La situazione non migliora se dal suolo ci spostiamo a considerare l’ecosistema marino. Il rapporto valuta con una litote la situazione delle nostre acque: “non buone”, mentre i dati a corredo spiegano meglio. Bene la situazione intorno alla Sardegna e nella zona costiera dell’Appennino centrale, mentre il resto delle aree annaspa con danni sulla fauna che naturalmente incidono sull’economia. I mari sono stressati e nel periodo che va dal 2007 al 2014 si parla di «sovrasfruttamento della pesca». Se le politiche promosse dalla Commissione europea hanno di fatto permesso di non annegare completamente nella melma riportando lentamente la situazione verso un approccio più vicino alla sostenibilità biologica, il danno procurato in tanti anni rimane e le ripercussioni economiche per una Penisola come la nostra sono notevoli.
****
Esercizi proposti ▸
[1] Ricopia dall'estratto sull'ecosistema marino il passo che si apre con le parole contenenti "La situazione non" e si chiude con "nostra sono notevoli.".
[2] Secondo l'estratto sull'ecosistema marino, in quale periodo si parla di «sovrasfruttamento della pesca»?
****
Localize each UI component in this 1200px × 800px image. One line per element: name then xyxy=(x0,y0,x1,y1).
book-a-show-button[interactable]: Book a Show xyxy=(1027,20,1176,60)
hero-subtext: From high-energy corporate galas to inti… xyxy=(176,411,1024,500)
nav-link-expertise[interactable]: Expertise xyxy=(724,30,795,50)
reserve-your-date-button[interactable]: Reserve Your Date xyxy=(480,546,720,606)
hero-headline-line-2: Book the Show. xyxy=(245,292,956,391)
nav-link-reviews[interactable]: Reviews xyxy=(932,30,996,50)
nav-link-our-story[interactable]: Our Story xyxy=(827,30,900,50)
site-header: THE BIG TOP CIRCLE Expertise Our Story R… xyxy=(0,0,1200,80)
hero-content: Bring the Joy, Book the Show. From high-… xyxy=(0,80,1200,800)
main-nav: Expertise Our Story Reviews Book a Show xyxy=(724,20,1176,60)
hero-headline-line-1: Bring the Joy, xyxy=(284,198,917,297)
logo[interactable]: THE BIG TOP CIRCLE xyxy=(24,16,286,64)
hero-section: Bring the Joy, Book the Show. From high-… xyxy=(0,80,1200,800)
****
Risposte scritte ▸
[1]
La situazione non migliora se dal suolo ci spostiamo a considerare l’ecosistema marino. Il rapporto valuta con una litote la situazione delle nostre acque: “non buone”, mentre i dati a corredo spiegano meglio. Bene la situazione intorno alla Sardegna e nella zona costiera dell’Appennino centrale, mentre il resto delle aree annaspa con danni sulla fauna che naturalmente incidono sull’economia. I mari sono stressati e nel periodo che va dal 2007 al 2014 si parla di «sovrasfruttamento della pesca». Se le politiche promosse dalla Commissione europea hanno di fatto permesso di non annegare completamente nella melma riportando lentamente la situazione verso un approccio più vicino alla sostenibilità biologica, il danno procurato in tanti anni rimane e le ripercussioni economiche per una Penisola come la nostra sono notevoli.

[2] Dal 2007 al 2014.